-- START OF DATA FOR THE TASK --

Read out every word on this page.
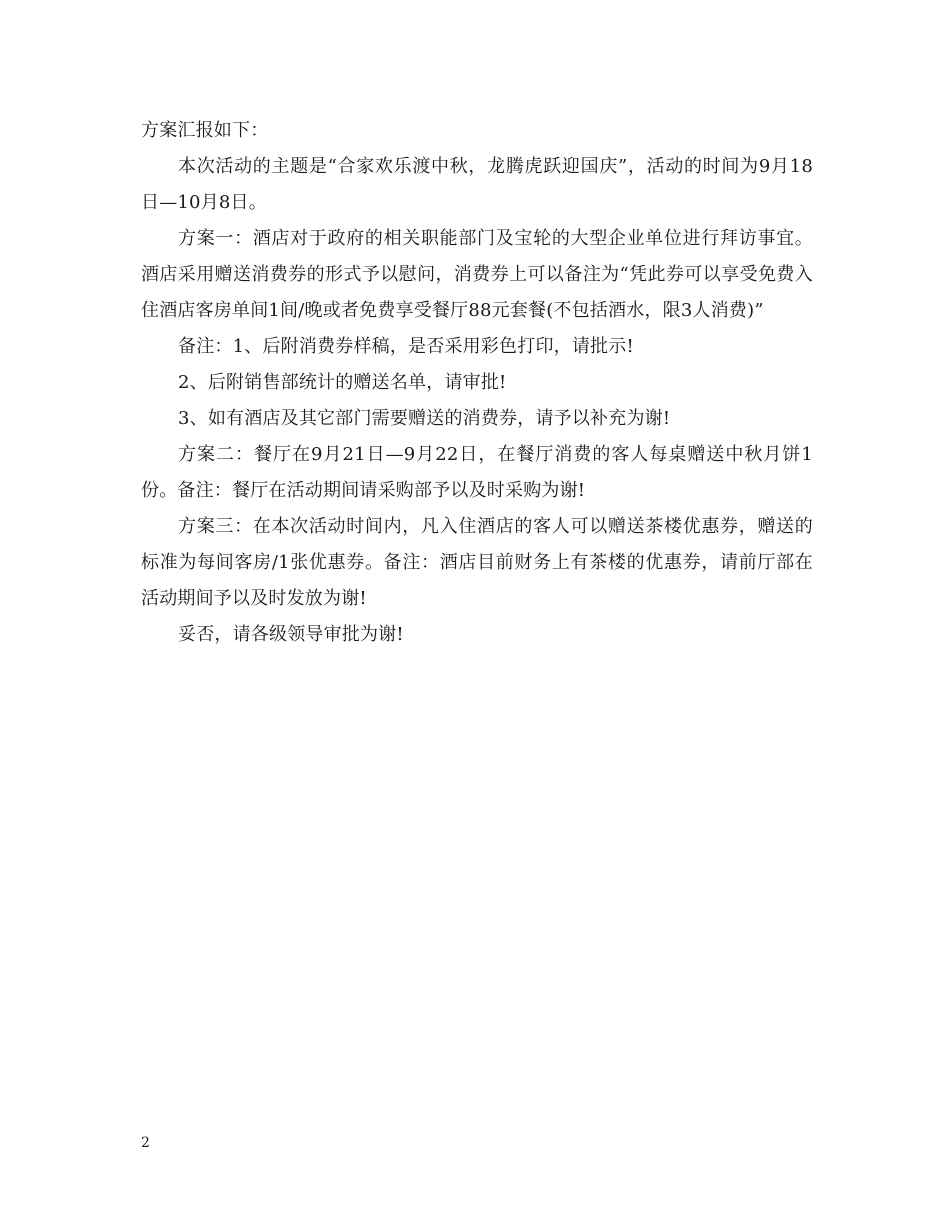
方案汇报如下：

本次活动的主题是“合家欢乐渡中秋，龙腾虎跃迎国庆”，活动的时间为9月18日—10月8日。

方案一：酒店对于政府的相关职能部门及宝轮的大型企业单位进行拜访事宜。酒店采用赠送消费券的形式予以慰问，消费券上可以备注为“凭此券可以享受免费入住酒店客房单间1间/晚或者免费享受餐厅88元套餐(不包括酒水，限3人消费)”

备注：1、后附消费券样稿，是否采用彩色打印，请批示!

2、后附销售部统计的赠送名单，请审批!

3、如有酒店及其它部门需要赠送的消费券，请予以补充为谢!

方案二：餐厅在9月21日—9月22日，在餐厅消费的客人每桌赠送中秋月饼1份。备注：餐厅在活动期间请采购部予以及时采购为谢!

方案三：在本次活动时间内，凡入住酒店的客人可以赠送茶楼优惠券，赠送的标准为每间客房/1张优惠券。备注：酒店目前财务上有茶楼的优惠券，请前厅部在活动期间予以及时发放为谢!

妥否，请各级领导审批为谢!

2
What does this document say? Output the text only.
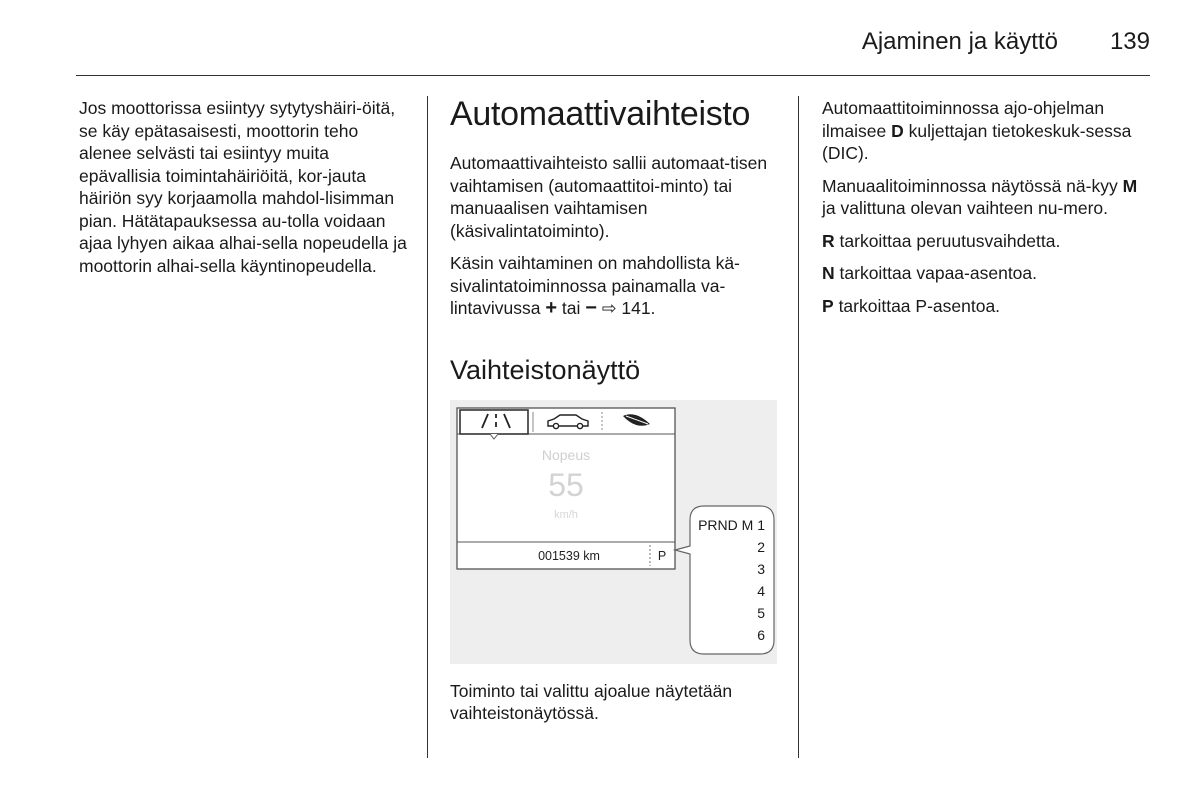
Ajaminen ja käyttö 139

Jos moottorissa esiintyy sytytyshäiri-öitä, se käy epätasaisesti, moottorin teho alenee selvästi tai esiintyy muita epävallisia toimintahäiriöitä, kor-jauta häiriön syy korjaamolla mahdol-lisimman pian. Hätätapauksessa au-tolla voidaan ajaa lyhyen aikaa alhai-sella nopeudella ja moottorin alhai-sella käyntinopeudella.

Automaattivaihteisto

Automaattivaihteisto sallii automaat-tisen vaihtamisen (automaattitoi-minto) tai manuaalisen vaihtamisen (käsivalintatoiminto).

Käsin vaihtaminen on mahdollista kä-sivalintatoiminnossa painamalla va-lintavivussa + tai − ⇨ 141.

Vaihteistonäyttö
Nopeus
55
km/h
001539 km	P
PRND M 1
2
3
4
5
6

Toiminto tai valittu ajoalue näytetään vaihteistonäytössä.

Automaattitoiminnossa ajo-ohjelman ilmaisee D kuljettajan tietokeskuk-sessa (DIC).

Manuaalitoiminnossa näytössä nä-kyy M ja valittuna olevan vaihteen nu-mero.

R tarkoittaa peruutusvaihdetta.

N tarkoittaa vapaa-asentoa.

P tarkoittaa P-asentoa.
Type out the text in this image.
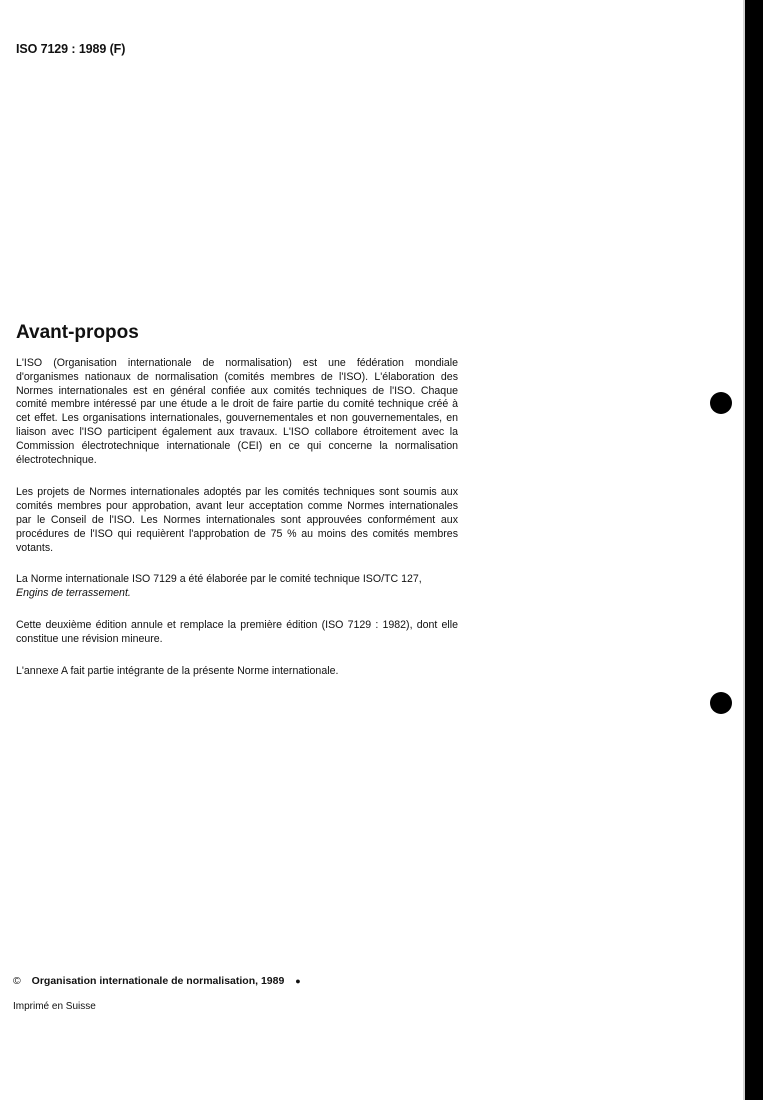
ISO 7129 : 1989 (F)
Avant-propos

L'ISO (Organisation internationale de normalisation) est une fédération mondiale d'organismes nationaux de normalisation (comités membres de l'ISO). L'élaboration des Normes internationales est en général confiée aux comités techniques de l'ISO. Chaque comité membre intéressé par une étude a le droit de faire partie du comité technique créé à cet effet. Les organisations internationales, gouvernementales et non gouvernementales, en liaison avec l'ISO participent également aux travaux. L'ISO collabore étroitement avec la Commission électrotechnique internationale (CEI) en ce qui concerne la normalisation électrotechnique.

Les projets de Normes internationales adoptés par les comités techniques sont soumis aux comités membres pour approbation, avant leur acceptation comme Normes internationales par le Conseil de l'ISO. Les Normes internationales sont approuvées conformément aux procédures de l'ISO qui requièrent l'approbation de 75 % au moins des comités membres votants.

La Norme internationale ISO 7129 a été élaborée par le comité technique ISO/TC 127,
Engins de terrassement.

Cette deuxième édition annule et remplace la première édition (ISO 7129 : 1982), dont elle constitue une révision mineure.

L'annexe A fait partie intégrante de la présente Norme internationale.

© Organisation internationale de normalisation, 1989 ●
Imprimé en Suisse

-- END OF DATA FOR THE TASK --

Extract each line holding the string "Organisation".

L'ISO (Organisation internationale de normalisation) est une fédération mondiale d'organismes nationaux de normalisation (comités membres de l'ISO). L'élaboration des Normes internationales est en général confiée aux comités techniques de l'ISO. Chaque comité membre intéressé par une étude a le droit de faire partie du comité technique créé à cet effet. Les organisations internationales, gouvernementales et non gouvernementales, en liaison avec l'ISO participent également aux travaux. L'ISO collabore étroitement avec la Commission électrotechnique internationale (CEI) en ce qui concerne la normalisation électrotechnique.
© Organisation internationale de normalisation, 1989 ●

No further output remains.